Your task is to repeat the lines below exactly, excluding any pictures they contain.
##### Data listing #####
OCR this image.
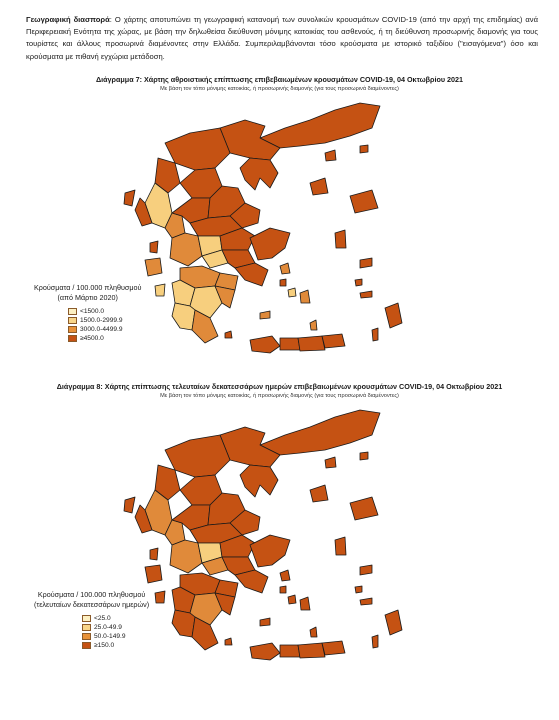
Γεωγραφική διασπορά: Ο χάρτης αποτυπώνει τη γεωγραφική κατανομή των συνολικών κρουσμάτων COVID-19 (από την αρχή της επιδημίας) ανά Περιφερειακή Ενότητα της χώρας, με βάση την δηλωθείσα διεύθυνση μόνιμης κατοικίας του ασθενούς, ή τη διεύθυνση προσωρινής διαμονής για τους τουρίστες και άλλους προσωρινά διαμένοντες στην Ελλάδα. Συμπεριλαμβάνονται τόσο κρούσματα με ιστορικό ταξιδίου ("εισαγόμενα") όσο και κρούσματα με πιθανή εγχώρια μετάδοση.
Διάγραμμα 7: Χάρτης αθροιστικής επίπτωσης επιβεβαιωμένων κρουσμάτων COVID-19, 04 Οκτωβρίου 2021
Με βάση τον τόπο μόνιμης κατοικίας, ή προσωρινής διαμονής (για τους προσωρινά διαμένοντες)
Κρούσματα / 100.000 πληθυσμού
(από Μάρτιο 2020)
<1500.0
1500.0-2999.9
3000.0-4499.9
≥4500.0
Διάγραμμα 8: Χάρτης επίπτωσης τελευταίων δεκατεσσάρων ημερών επιβεβαιωμένων κρουσμάτων COVID-19, 04 Οκτωβρίου 2021
Με βάση τον τόπο μόνιμης κατοικίας, ή προσωρινής διαμονής (για τους προσωρινά διαμένοντες)
Κρούσματα / 100.000 πληθυσμού
(τελευταίων δεκατεσσάρων ημερών)
<25.0
25.0-49.9
50.0-149.9
≥150.0
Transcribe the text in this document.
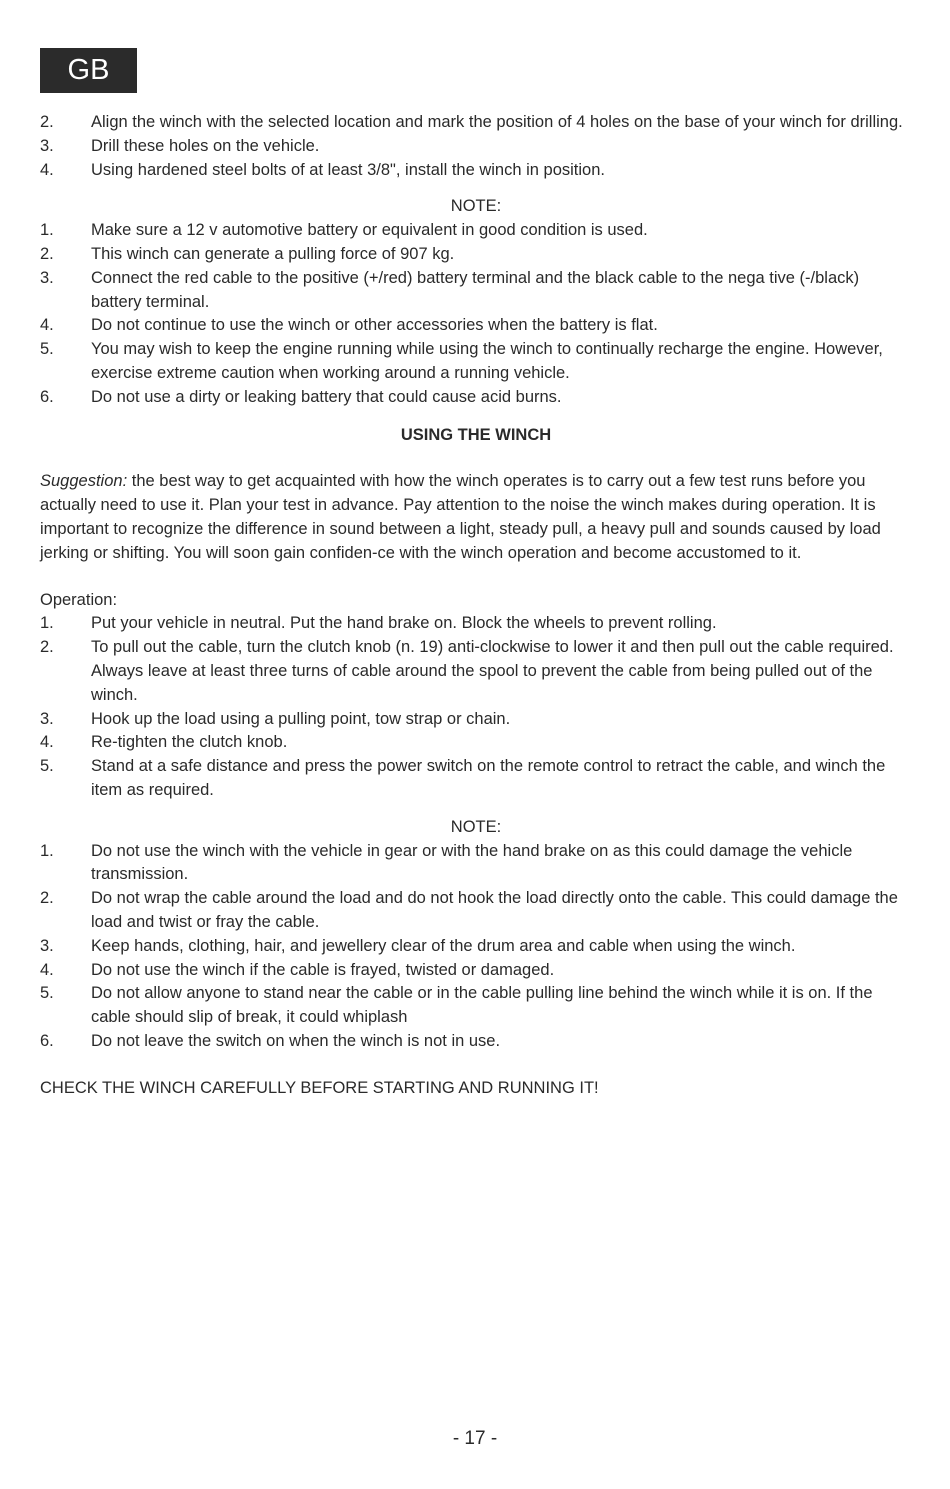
GB
2.	Align the winch with the selected location and mark the position of 4 holes on the base of your winch for drilling.
3.	Drill these holes on the vehicle.
4.	Using hardened steel bolts of at least 3/8", install the winch in position.
NOTE:
1.	Make sure a 12 v automotive battery or equivalent in good condition is used.
2.	This winch can generate a pulling force of 907 kg.
3.	Connect the red cable to the positive (+/red) battery terminal and the black cable to the nega tive (-/black) battery terminal.
4.	Do not continue to use the winch or other accessories when the battery is flat.
5.	You may wish to keep the engine running while using the winch to continually recharge the engine. However, exercise extreme caution when working around a running vehicle.
6.	Do not use a dirty or leaking battery that could cause acid burns.
USING THE WINCH
Suggestion: the best way to get acquainted with how the winch operates is to carry out a few test runs before you actually need to use it. Plan your test in advance. Pay attention to the noise the winch makes during operation. It is important to recognize the difference in sound between a light, steady pull, a heavy pull and sounds caused by load jerking or shifting. You will soon gain confiden-ce with the winch operation and become accustomed to it.
Operation:
1.	Put your vehicle in neutral. Put the hand brake on. Block the wheels to prevent rolling.
2.	To pull out the cable, turn the clutch knob (n. 19) anti-clockwise to lower it and then pull out the cable required. Always leave at least three turns of cable around the spool to prevent the cable from being pulled out of the winch.
3.	Hook up the load using a pulling point, tow strap or chain.
4.	Re-tighten the clutch knob.
5.	Stand at a safe distance and press the power switch on the remote control to retract the cable, and winch the item as required.
NOTE:
1.	Do not use the winch with the vehicle in gear or with the hand brake on as this could damage the vehicle transmission.
2.	Do not wrap the cable around the load and do not hook the load directly onto the cable. This could damage the load and twist or fray the cable.
3.	Keep hands, clothing, hair, and jewellery clear of the drum area and cable when using the winch.
4.	Do not use the winch if the cable is frayed, twisted or damaged.
5.	Do not allow anyone to stand near the cable or in the cable pulling line behind the winch while it is on. If the cable should slip of break, it could whiplash
6.	Do not leave the switch on when the winch is not in use.
CHECK THE WINCH CAREFULLY BEFORE STARTING AND RUNNING IT!
- 17 -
#####
Response to this exercise —
OCR this image.
Γεωγραφική διασπορά: Ο χάρτης αποτυπώνει τη γεωγραφική κατανομή των συνολικών κρουσμάτων COVID-19 (από την αρχή της επιδημίας) ανά Περιφερειακή Ενότητα της χώρας, με βάση την δηλωθείσα διεύθυνση μόνιμης κατοικίας του ασθενούς, ή τη διεύθυνση προσωρινής διαμονής για τους τουρίστες και άλλους προσωρινά διαμένοντες στην Ελλάδα. Συμπεριλαμβάνονται τόσο κρούσματα με ιστορικό ταξιδίου ("εισαγόμενα") όσο και κρούσματα με πιθανή εγχώρια μετάδοση.
Διάγραμμα 7: Χάρτης αθροιστικής επίπτωσης επιβεβαιωμένων κρουσμάτων COVID-19, 04 Οκτωβρίου 2021
Με βάση τον τόπο μόνιμης κατοικίας, ή προσωρινής διαμονής (για τους προσωρινά διαμένοντες)
Κρούσματα / 100.000 πληθυσμού
(από Μάρτιο 2020)
<1500.0
1500.0-2999.9
3000.0-4499.9
≥4500.0
Διάγραμμα 8: Χάρτης επίπτωσης τελευταίων δεκατεσσάρων ημερών επιβεβαιωμένων κρουσμάτων COVID-19, 04 Οκτωβρίου 2021
Με βάση τον τόπο μόνιμης κατοικίας, ή προσωρινής διαμονής (για τους προσωρινά διαμένοντες)
Κρούσματα / 100.000 πληθυσμού
(τελευταίων δεκατεσσάρων ημερών)
<25.0
25.0-49.9
50.0-149.9
≥150.0
Transcribe the text in this document.
GB
2.	Align the winch with the selected location and mark the position of 4 holes on the base of your winch for drilling.
3.	Drill these holes on the vehicle.
4.	Using hardened steel bolts of at least 3/8", install the winch in position.
NOTE:
1.	Make sure a 12 v automotive battery or equivalent in good condition is used.
2.	This winch can generate a pulling force of 907 kg.
3.	Connect the red cable to the positive (+/red) battery terminal and the black cable to the nega tive (-/black) battery terminal.
4.	Do not continue to use the winch or other accessories when the battery is flat.
5.	You may wish to keep the engine running while using the winch to continually recharge the engine. However, exercise extreme caution when working around a running vehicle.
6.	Do not use a dirty or leaking battery that could cause acid burns.
USING THE WINCH
Suggestion: the best way to get acquainted with how the winch operates is to carry out a few test runs before you actually need to use it. Plan your test in advance. Pay attention to the noise the winch makes during operation. It is important to recognize the difference in sound between a light, steady pull, a heavy pull and sounds caused by load jerking or shifting. You will soon gain confiden-ce with the winch operation and become accustomed to it.
Operation:
1.	Put your vehicle in neutral. Put the hand brake on. Block the wheels to prevent rolling.
2.	To pull out the cable, turn the clutch knob (n. 19) anti-clockwise to lower it and then pull out the cable required. Always leave at least three turns of cable around the spool to prevent the cable from being pulled out of the winch.
3.	Hook up the load using a pulling point, tow strap or chain.
4.	Re-tighten the clutch knob.
5.	Stand at a safe distance and press the power switch on the remote control to retract the cable, and winch the item as required.
NOTE:
1.	Do not use the winch with the vehicle in gear or with the hand brake on as this could damage the vehicle transmission.
2.	Do not wrap the cable around the load and do not hook the load directly onto the cable. This could damage the load and twist or fray the cable.
3.	Keep hands, clothing, hair, and jewellery clear of the drum area and cable when using the winch.
4.	Do not use the winch if the cable is frayed, twisted or damaged.
5.	Do not allow anyone to stand near the cable or in the cable pulling line behind the winch while it is on. If the cable should slip of break, it could whiplash
6.	Do not leave the switch on when the winch is not in use.
CHECK THE WINCH CAREFULLY BEFORE STARTING AND RUNNING IT!
- 17 -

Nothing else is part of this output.